[Collected data]

━━━━

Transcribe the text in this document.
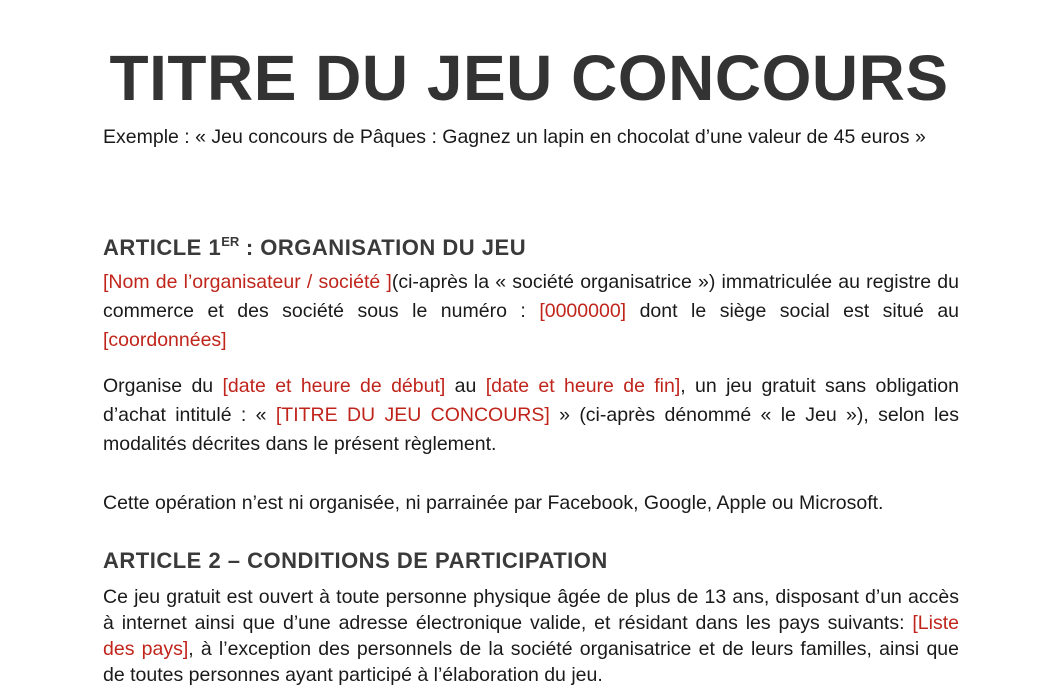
TITRE DU JEU CONCOURS
Exemple : « Jeu concours de Pâques : Gagnez un lapin en chocolat d’une valeur de 45 euros »
ARTICLE 1ER : ORGANISATION DU JEU
[Nom de l’organisateur / société ](ci-après la « société organisatrice ») immatriculée au registre du commerce et des société sous le numéro : [0000000] dont le siège social est situé au [coordonnées]
Organise du [date et heure de début] au [date et heure de fin], un jeu gratuit sans obligation d’achat intitulé : « [TITRE DU JEU CONCOURS] » (ci-après dénommé « le Jeu »), selon les modalités décrites dans le présent règlement.
Cette opération n’est ni organisée, ni parrainée par Facebook, Google, Apple ou Microsoft.
ARTICLE 2 – CONDITIONS DE PARTICIPATION
Ce jeu gratuit est ouvert à toute personne physique âgée de plus de 13 ans, disposant d’un accès à internet ainsi que d’une adresse électronique valide, et résidant dans les pays suivants: [Liste des pays], à l’exception des personnels de la société organisatrice et de leurs familles, ainsi que de toutes personnes ayant participé à l’élaboration du jeu.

━━━━

:: GIVEN EXERCISE ::
Repeat the data exactly in full, omitting its pictures.

:: SOLUTION FOR THIS EXERCISE ::
Transcribe the text in this document.
TITRE DU JEU CONCOURS
Exemple : « Jeu concours de Pâques : Gagnez un lapin en chocolat d’une valeur de 45 euros »
ARTICLE 1ER : ORGANISATION DU JEU
[Nom de l’organisateur / société ](ci-après la « société organisatrice ») immatriculée au registre du commerce et des société sous le numéro : [0000000] dont le siège social est situé au [coordonnées]
Organise du [date et heure de début] au [date et heure de fin], un jeu gratuit sans obligation d’achat intitulé : « [TITRE DU JEU CONCOURS] » (ci-après dénommé « le Jeu »), selon les modalités décrites dans le présent règlement.
Cette opération n’est ni organisée, ni parrainée par Facebook, Google, Apple ou Microsoft.
ARTICLE 2 – CONDITIONS DE PARTICIPATION
Ce jeu gratuit est ouvert à toute personne physique âgée de plus de 13 ans, disposant d’un accès à internet ainsi que d’une adresse électronique valide, et résidant dans les pays suivants: [Liste des pays], à l’exception des personnels de la société organisatrice et de leurs familles, ainsi que de toutes personnes ayant participé à l’élaboration du jeu.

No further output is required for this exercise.